● TASK DIRECTIONS
Identify all lines below that hold "right" and collect them.

● DATASET RECORDS
== == ==

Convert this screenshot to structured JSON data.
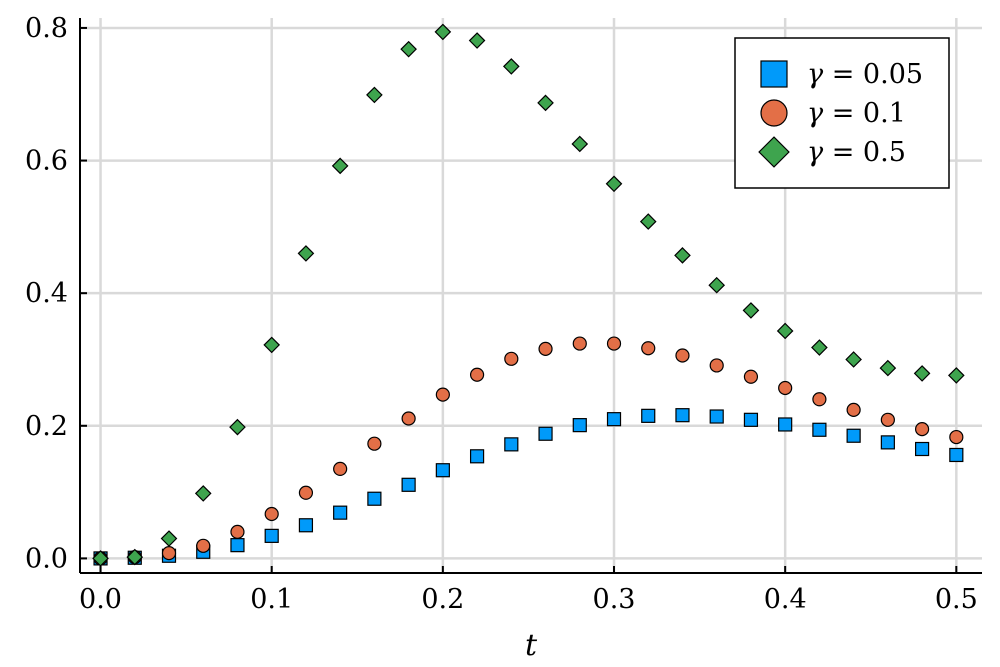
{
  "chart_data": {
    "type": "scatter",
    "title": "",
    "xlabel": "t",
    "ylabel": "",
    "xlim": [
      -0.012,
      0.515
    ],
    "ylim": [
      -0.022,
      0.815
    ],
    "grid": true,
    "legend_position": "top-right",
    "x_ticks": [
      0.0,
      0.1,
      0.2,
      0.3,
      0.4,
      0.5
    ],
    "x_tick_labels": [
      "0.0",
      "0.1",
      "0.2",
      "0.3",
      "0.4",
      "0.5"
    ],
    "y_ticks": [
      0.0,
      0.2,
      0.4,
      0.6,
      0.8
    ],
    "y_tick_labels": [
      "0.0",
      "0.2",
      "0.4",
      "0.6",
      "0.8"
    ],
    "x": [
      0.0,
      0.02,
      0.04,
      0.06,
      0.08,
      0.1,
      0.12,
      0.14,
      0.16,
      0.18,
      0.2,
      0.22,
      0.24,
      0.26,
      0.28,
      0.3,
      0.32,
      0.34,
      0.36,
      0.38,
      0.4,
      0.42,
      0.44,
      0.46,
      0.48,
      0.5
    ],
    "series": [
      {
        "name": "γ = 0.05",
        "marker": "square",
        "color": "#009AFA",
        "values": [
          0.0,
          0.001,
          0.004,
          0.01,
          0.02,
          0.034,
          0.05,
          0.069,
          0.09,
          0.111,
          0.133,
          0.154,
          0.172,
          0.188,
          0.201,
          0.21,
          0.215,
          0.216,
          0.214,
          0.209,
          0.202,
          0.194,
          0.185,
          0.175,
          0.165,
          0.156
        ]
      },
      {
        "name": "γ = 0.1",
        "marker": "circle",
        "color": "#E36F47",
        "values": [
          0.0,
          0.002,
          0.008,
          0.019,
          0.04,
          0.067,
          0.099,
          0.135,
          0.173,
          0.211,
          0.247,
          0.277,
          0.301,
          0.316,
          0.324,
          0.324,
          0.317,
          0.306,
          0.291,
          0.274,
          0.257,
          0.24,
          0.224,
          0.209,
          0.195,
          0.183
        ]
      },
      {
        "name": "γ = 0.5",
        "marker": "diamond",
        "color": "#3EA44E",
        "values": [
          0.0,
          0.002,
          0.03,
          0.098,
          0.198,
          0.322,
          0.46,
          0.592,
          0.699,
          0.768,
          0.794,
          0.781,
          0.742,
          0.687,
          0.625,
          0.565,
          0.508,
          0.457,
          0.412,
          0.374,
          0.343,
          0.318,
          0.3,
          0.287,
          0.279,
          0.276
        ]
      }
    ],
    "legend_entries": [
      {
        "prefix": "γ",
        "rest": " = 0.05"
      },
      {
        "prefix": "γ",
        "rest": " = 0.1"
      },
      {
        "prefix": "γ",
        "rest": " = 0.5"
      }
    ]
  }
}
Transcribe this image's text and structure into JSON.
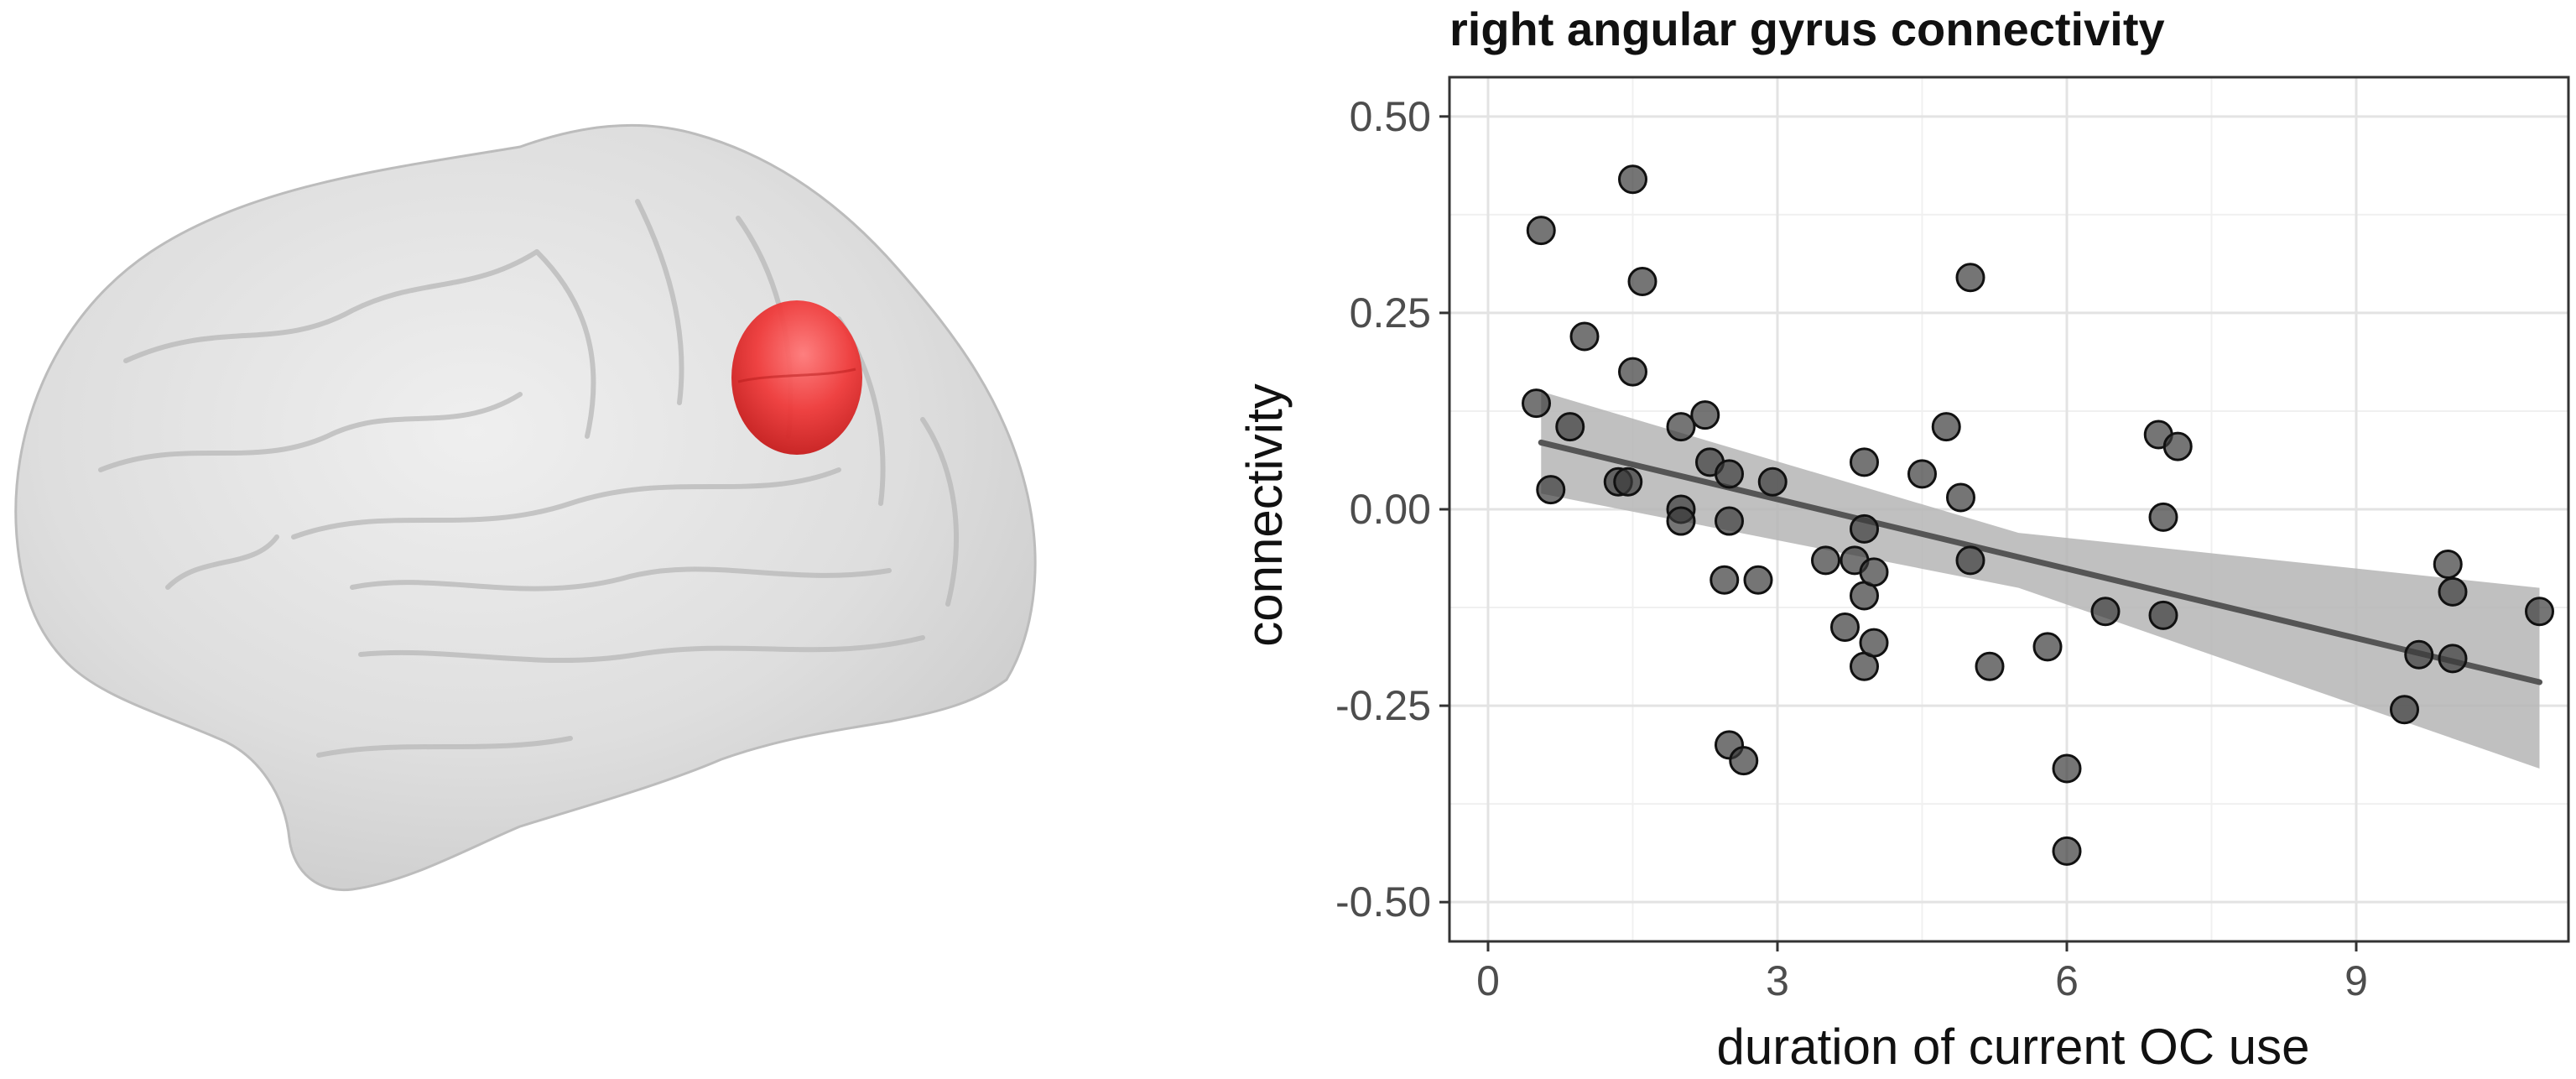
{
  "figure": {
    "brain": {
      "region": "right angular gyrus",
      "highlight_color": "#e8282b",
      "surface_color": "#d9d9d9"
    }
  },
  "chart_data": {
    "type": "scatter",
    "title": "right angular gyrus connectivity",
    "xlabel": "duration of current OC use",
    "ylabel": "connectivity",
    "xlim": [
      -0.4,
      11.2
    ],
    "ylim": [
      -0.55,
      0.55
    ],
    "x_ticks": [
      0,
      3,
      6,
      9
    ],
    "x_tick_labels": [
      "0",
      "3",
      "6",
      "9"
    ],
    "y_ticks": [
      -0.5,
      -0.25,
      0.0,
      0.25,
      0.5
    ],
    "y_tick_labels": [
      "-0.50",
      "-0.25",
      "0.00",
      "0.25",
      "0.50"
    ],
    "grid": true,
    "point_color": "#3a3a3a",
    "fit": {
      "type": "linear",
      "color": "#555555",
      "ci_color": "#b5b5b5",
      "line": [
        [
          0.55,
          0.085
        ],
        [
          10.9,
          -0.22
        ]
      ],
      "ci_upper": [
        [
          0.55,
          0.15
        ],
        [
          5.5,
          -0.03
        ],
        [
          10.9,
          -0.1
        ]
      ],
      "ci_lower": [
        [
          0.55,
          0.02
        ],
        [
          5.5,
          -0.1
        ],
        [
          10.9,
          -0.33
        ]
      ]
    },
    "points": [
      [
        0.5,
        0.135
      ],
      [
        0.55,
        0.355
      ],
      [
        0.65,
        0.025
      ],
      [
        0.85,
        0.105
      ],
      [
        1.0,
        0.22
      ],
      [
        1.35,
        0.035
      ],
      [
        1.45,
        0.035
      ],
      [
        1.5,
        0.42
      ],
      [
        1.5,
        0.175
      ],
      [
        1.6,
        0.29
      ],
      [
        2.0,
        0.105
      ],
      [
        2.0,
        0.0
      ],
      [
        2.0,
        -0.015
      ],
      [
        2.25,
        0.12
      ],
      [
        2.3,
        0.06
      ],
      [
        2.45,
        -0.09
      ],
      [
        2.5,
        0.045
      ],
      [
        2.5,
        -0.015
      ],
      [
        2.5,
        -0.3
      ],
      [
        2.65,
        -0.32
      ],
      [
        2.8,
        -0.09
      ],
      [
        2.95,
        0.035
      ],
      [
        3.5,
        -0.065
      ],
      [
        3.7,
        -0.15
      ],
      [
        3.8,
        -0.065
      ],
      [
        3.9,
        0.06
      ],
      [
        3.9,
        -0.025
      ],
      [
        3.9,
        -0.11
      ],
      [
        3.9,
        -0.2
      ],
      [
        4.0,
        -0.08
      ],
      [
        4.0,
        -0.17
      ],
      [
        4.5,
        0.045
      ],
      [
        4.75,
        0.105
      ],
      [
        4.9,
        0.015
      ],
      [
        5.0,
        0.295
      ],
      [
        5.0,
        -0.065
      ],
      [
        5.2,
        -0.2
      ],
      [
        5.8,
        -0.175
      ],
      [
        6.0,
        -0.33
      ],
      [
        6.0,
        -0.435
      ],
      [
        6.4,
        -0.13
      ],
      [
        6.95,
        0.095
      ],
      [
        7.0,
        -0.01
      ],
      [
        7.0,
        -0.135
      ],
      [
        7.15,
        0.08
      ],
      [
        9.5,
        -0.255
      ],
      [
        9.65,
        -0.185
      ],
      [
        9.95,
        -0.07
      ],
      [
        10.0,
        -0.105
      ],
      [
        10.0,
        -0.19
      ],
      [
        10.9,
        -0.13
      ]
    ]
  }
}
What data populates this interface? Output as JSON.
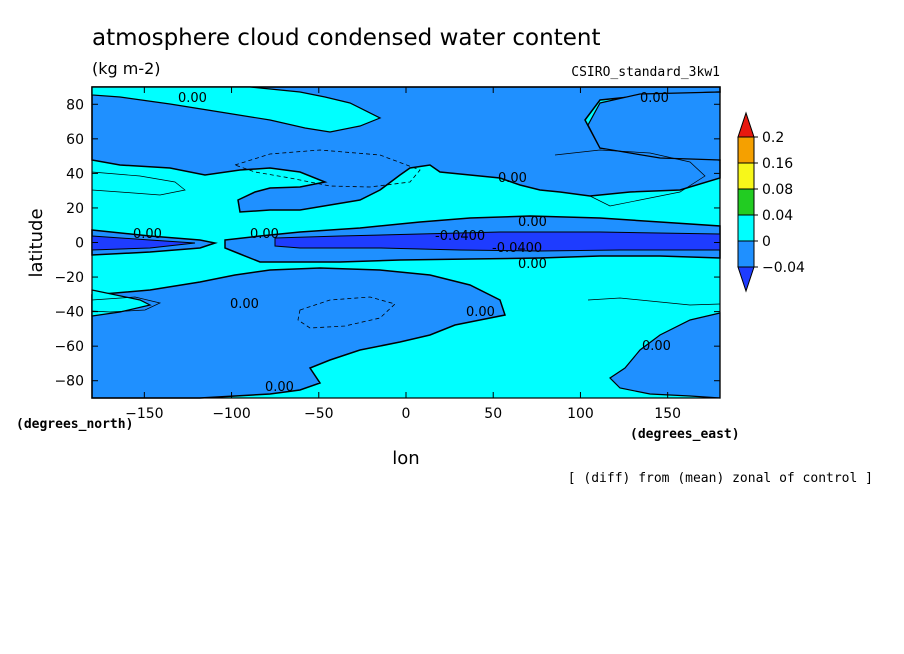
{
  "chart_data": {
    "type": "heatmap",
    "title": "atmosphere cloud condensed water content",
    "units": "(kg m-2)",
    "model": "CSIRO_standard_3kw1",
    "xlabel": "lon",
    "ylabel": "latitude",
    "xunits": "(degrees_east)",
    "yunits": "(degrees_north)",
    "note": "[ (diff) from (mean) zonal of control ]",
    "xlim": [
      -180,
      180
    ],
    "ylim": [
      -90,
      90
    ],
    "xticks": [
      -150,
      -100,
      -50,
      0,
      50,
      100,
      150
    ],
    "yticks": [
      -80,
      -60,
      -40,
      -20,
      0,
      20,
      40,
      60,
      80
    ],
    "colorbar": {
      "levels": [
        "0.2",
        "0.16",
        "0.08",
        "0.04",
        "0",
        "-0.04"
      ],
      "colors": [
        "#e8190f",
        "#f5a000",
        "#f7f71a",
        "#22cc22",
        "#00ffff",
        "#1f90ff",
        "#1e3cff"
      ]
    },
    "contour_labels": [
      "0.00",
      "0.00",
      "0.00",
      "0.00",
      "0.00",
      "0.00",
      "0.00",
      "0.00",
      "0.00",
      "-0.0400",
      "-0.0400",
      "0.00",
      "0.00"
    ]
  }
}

== == ==

● SOLUTION BELOW
    "legend_position": "top-right",
      "region": "right angular gyrus",
    "title": "right angular gyrus connectivity",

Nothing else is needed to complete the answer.